__Problem set__
**a.** Reproduce the Mamba-3 package page word for word, starting with "Quick Start" and going on through "# (2, 128, 256)".
**b.** Write the next part of the Mamba-3 package page, picking up after its final line.

Skip to main content

Mamba-3: Improved Sequence Modeling using State Space Principles

Project description

Mamba-3: Improved Sequence Modeling using State Space Principles

PyPI version Python 3.10+ License: MIT

A clean, readable, from-scratch PyTorch implementation of Mamba-3 arXiv:2603.15569. No Triton/CUDA kernels. Train a 380M parameter model on a laptop GPU.

Installation

pip install mamba3-ssm

Quick Start

import torch
from mamba3_ssm import Mamba3, MambaLMHeadModel, MambaConfig

model = Mamba3(d_model=256, d_state=64, expand=2, headdim=32, is_mimo=True, mimo_rank=4)
x = torch.randn(2, 128, 256)
y = model(x)  # (2, 128, 256)

# Autoregressive decode
angle, state, prev = model.allocate_inference_cache(2)
out, angle, state, prev = model.step(torch.randn(2, 256), angle, state, prev)

# Full language model
cfg = MambaConfig(d_model=1536, n_layer=20, vocab_size=50000,
                  ssm_cfg={"d_state": 64, "is_mimo": True, "mimo_rank": 4})
lm = MambaLMHeadModel(cfg)
logits = lm(torch.randint(0, 50000, (1, 512)))

Training

Presets (benchmarked on RTX 4060 Laptop 8GB)

Based on actual VRAM measurements (bf16 + AdamW):

Preset Params d_model n_layer d_state batch seq_len VRAM Status
small 112M 1024 16 64 2 512 ~5.6GB ✅ 舒适
medium 306M 1536 20 64 1 256 ~7.2GB ✅ 推荐
large 367M 1536 24 64 1 256 ~8.6GB ⚠️ 极限

Effective batch size = batch × grad_accum (default grad_accum=16 for all presets).

# Train 306M model on TinyStories (auto-downloads)
python train.py --dataset tinystories --preset medium --epochs 3

# Quick experiment with 112M on custom text
python train.py --dataset custom --data-path myfile.txt --preset small --epochs 5

# Wikitext-103 benchmark
python train.py --dataset wikitext --preset medium --epochs 5

# Resume training
python train.py --dataset tinystories --preset medium --resume checkpoints/best.pt

# Full custom config
python train.py --dataset tinystories --d-model 1024 --n-layer 16 --d-state 64 \
    --batch-size 2 --seq-len 512 --grad-accum 8 --learning-rate 3e-4 --epochs 3

# With W&B logging
python train.py --dataset tinystories --preset medium --wandb --wandb-project my-mamba3

Text Generation

python generate.py --checkpoint checkpoints/best.pt \
    --prompt "Once upon a time" --max-tokens 200 --temperature 0.8

Custom Training Code

import torch
from mamba3_ssm import MambaLMHeadModel, MambaConfig, CONFIGS

# Use a preset or define your own config
cfg = CONFIGS["medium"]  # dict with d_model, n_layer, etc.

__Material shown__
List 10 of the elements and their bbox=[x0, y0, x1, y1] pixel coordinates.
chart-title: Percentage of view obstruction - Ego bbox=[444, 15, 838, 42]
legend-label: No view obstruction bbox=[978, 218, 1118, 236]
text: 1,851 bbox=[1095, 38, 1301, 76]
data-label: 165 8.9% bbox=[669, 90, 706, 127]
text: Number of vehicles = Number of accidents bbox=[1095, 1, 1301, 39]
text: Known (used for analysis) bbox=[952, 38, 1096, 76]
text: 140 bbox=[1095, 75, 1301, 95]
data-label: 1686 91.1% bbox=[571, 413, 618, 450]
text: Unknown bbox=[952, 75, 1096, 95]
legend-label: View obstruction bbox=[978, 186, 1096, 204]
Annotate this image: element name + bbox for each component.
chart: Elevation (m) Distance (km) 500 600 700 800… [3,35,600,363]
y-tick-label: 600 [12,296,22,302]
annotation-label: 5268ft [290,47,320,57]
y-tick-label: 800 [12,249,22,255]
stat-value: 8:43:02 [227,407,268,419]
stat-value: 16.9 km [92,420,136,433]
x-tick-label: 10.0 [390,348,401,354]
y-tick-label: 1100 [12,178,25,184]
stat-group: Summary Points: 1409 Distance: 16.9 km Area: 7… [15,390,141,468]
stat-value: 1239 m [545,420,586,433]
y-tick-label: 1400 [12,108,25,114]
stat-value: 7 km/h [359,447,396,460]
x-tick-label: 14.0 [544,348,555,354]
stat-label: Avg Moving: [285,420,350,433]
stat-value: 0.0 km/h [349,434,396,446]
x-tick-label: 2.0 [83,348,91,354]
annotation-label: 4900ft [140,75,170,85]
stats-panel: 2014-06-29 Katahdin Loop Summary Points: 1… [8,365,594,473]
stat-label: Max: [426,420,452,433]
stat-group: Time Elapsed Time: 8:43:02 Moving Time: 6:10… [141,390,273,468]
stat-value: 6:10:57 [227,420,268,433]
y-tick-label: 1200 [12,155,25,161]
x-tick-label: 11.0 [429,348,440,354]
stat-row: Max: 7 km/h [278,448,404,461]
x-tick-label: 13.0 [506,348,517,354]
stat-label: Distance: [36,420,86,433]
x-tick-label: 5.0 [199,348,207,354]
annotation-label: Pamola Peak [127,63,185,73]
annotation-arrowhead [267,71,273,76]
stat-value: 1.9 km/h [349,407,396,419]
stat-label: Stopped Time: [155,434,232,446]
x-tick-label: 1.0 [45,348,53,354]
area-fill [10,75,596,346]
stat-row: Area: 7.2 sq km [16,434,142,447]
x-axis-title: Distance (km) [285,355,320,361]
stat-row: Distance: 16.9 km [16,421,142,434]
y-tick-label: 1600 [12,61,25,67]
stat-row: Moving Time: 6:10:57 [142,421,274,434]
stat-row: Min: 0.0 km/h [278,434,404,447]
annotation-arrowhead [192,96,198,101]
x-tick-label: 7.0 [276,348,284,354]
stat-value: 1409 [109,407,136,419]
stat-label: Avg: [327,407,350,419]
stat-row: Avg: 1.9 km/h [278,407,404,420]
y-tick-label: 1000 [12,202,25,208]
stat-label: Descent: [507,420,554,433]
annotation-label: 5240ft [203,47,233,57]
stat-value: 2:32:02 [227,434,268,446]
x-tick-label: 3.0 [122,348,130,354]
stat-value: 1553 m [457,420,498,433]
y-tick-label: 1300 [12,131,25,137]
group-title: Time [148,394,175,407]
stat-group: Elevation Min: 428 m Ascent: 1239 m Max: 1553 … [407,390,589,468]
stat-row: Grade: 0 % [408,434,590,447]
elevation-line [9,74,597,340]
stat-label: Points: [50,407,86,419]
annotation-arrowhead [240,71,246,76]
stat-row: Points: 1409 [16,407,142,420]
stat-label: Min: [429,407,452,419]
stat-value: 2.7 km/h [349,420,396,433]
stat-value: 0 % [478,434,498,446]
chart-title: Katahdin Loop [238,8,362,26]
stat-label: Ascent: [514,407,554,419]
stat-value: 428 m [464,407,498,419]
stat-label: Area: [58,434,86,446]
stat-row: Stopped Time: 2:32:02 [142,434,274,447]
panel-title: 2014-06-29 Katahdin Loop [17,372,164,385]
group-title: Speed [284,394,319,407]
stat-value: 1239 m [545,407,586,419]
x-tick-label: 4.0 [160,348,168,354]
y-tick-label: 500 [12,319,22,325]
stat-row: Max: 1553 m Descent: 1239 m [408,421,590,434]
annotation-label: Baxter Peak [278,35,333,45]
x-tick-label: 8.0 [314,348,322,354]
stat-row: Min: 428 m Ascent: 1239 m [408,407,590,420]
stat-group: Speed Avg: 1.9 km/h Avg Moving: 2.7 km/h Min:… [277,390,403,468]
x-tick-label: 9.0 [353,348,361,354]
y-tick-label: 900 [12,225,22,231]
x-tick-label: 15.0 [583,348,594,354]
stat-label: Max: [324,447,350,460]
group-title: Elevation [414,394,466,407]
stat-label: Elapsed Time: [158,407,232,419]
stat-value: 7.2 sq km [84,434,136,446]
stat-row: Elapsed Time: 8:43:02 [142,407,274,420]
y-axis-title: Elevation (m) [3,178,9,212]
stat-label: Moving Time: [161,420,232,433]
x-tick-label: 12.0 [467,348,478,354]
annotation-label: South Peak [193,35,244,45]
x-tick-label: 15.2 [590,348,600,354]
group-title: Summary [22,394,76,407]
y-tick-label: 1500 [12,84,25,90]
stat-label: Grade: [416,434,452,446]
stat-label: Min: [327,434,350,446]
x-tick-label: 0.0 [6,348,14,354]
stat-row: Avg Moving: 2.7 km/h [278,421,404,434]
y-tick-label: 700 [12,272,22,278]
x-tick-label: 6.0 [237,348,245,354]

__Exercise results__
**a.**
Quick Start

import torch
from mamba3_ssm import Mamba3, MambaLMHeadModel, MambaConfig

model = Mamba3(d_model=256, d_state=64, expand=2, headdim=32, is_mimo=True, mimo_rank=4)
x = torch.randn(2, 128, 256)
y = model(x)  # (2, 128, 256)

**b.**
model = MambaLMHeadModel(MambaConfig(
    d_model=cfg["d_model"],
    n_layer=cfg["n_layer"],
    vocab_size=10000,
    ssm_cfg={"d_state": cfg["d_state"], "expand": 2, "headdim": 64,
             "is_mimo": True, "mimo_rank": 4},
)).cuda()

optimizer = torch.optim.AdamW(model.parameters(), lr=3e-4)
print(f"Params: {sum(p.numel() for p in model.parameters()):,}")

Core Ideas

1. Exponential-Trapezoidal Discretization

Mamba-2 used Zero-Order Hold (first-order). Mamba-3 uses the trapezoidal rule:

h_t = exp(A·dt_t) · h_{t-1} + dt_t · σ(trap_t) · (B_t·x_t + B_{t-1}·x_{t-1}) / 2

Learned trap gate blends between Euler (trap≈0) and full trapezoidal (trap≈1).

2. Complex-Valued (Rotary) State Space

Applies RoPE to B and C projections, giving the state an effective complex-valued structure for tracking phase-dependent dependencies.

3. MIMO Formulation

Reuses a shared (H, D) state for R rank streams instead of SISO's (H, P, D) outer product:

SISO MIMO
State shape (H, P, D) (H, D)
Decode FLOPs/byte Low (memory-bound) R× higher

API Reference

Mamba3(d_model, d_state=128, expand=2, headdim=64, ngroups=1, rope_fraction=0.5, is_mimo=False, mimo_rank=4)

Method Description
forward(u) (B, L, d_model)(B, L, d_model)
step(u, angle, state, prev) Single decode step, returns updated states
allocate_inference_cache(B) Allocate zero states for decoding

MambaLMHeadModel(config)

Field Default Description
d_model 2560 Hidden size
n_layer 64 Number of blocks
vocab_size 50277 Padded to multiple of 8
ssm_cfg {} Passed to Mamba3
d_intermediate 0 SwiGLU MLP (0 = disabled)
tie_embeddings True Tie LM head to embedding

Exports

from mamba3_ssm import (
    Mamba3, MambaLMHeadModel, MambaConfig, SSMConfig,
    RMSNorm, apply_rope, ssm_scan_siso, ssm_scan_mimo,
    CONFIGS,  # RTX 4060 benchmarked presets
)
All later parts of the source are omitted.